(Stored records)

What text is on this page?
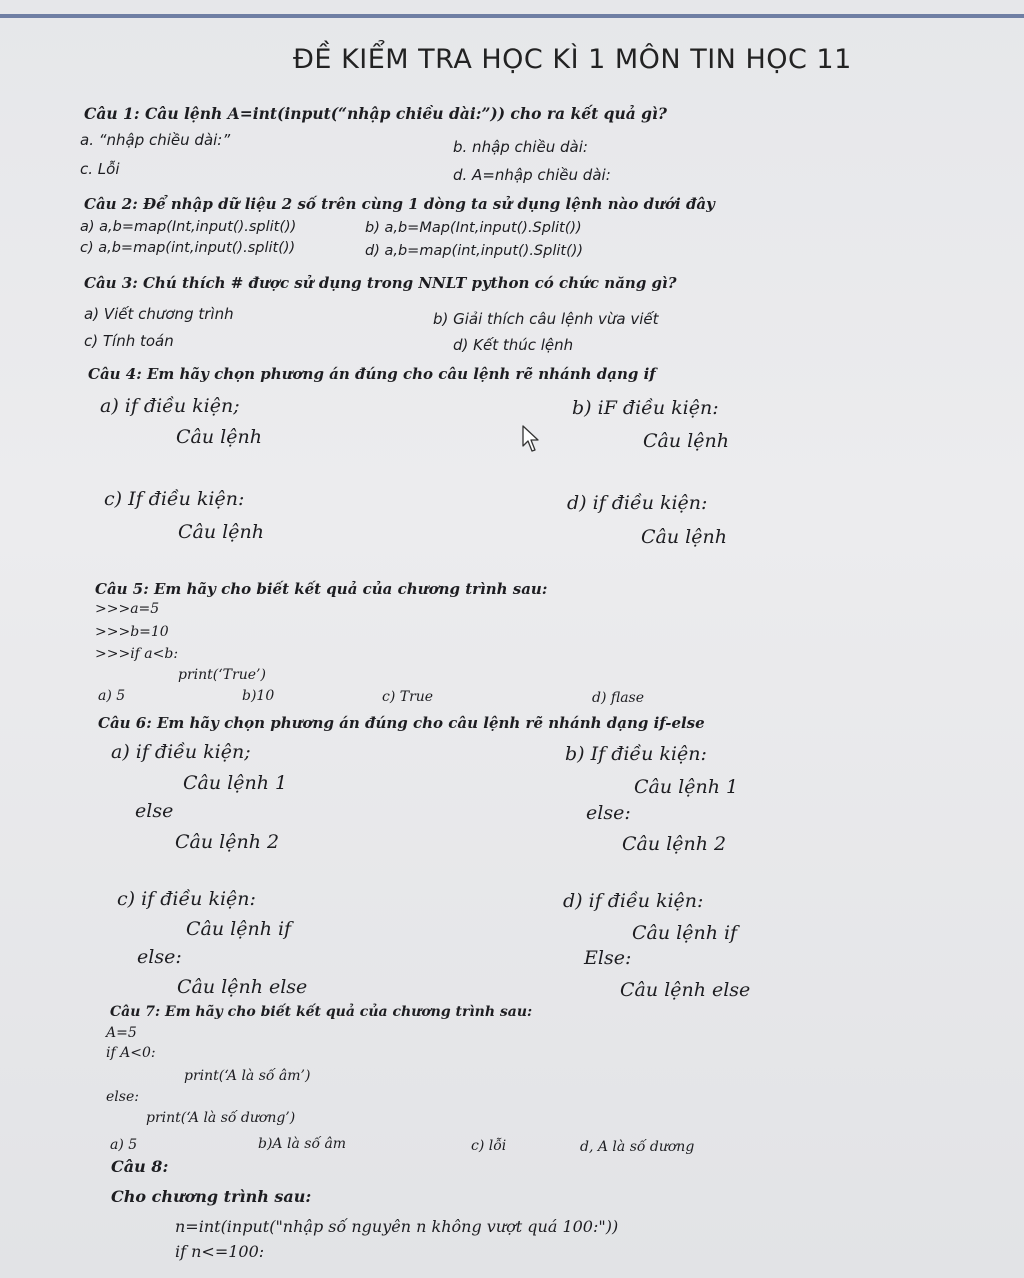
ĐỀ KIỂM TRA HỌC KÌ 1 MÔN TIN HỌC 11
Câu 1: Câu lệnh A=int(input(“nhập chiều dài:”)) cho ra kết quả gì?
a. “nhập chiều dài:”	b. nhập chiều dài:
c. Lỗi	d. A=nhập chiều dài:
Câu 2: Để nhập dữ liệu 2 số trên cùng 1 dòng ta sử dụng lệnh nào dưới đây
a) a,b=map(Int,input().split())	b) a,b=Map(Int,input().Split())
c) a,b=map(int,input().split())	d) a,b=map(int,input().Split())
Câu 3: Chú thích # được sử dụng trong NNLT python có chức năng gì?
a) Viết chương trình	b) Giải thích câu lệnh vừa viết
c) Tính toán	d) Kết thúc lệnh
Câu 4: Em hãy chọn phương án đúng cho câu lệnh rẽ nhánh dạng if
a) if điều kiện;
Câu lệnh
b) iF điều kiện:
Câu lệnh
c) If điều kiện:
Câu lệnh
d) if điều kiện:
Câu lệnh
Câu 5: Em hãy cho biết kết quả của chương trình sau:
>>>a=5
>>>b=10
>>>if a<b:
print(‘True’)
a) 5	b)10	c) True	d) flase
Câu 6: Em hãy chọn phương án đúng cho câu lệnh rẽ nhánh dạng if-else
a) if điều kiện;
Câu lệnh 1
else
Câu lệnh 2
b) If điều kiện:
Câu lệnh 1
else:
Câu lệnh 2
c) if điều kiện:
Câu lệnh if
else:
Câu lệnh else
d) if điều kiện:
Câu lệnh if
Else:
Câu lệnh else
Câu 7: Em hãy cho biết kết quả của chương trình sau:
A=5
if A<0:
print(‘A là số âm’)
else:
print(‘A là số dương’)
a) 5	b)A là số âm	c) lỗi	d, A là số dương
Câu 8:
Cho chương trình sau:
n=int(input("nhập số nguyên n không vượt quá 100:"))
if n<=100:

# [Problem to work on]
Go through the records line by line and count those containing the string "print". Give only the total.

# [The response]
3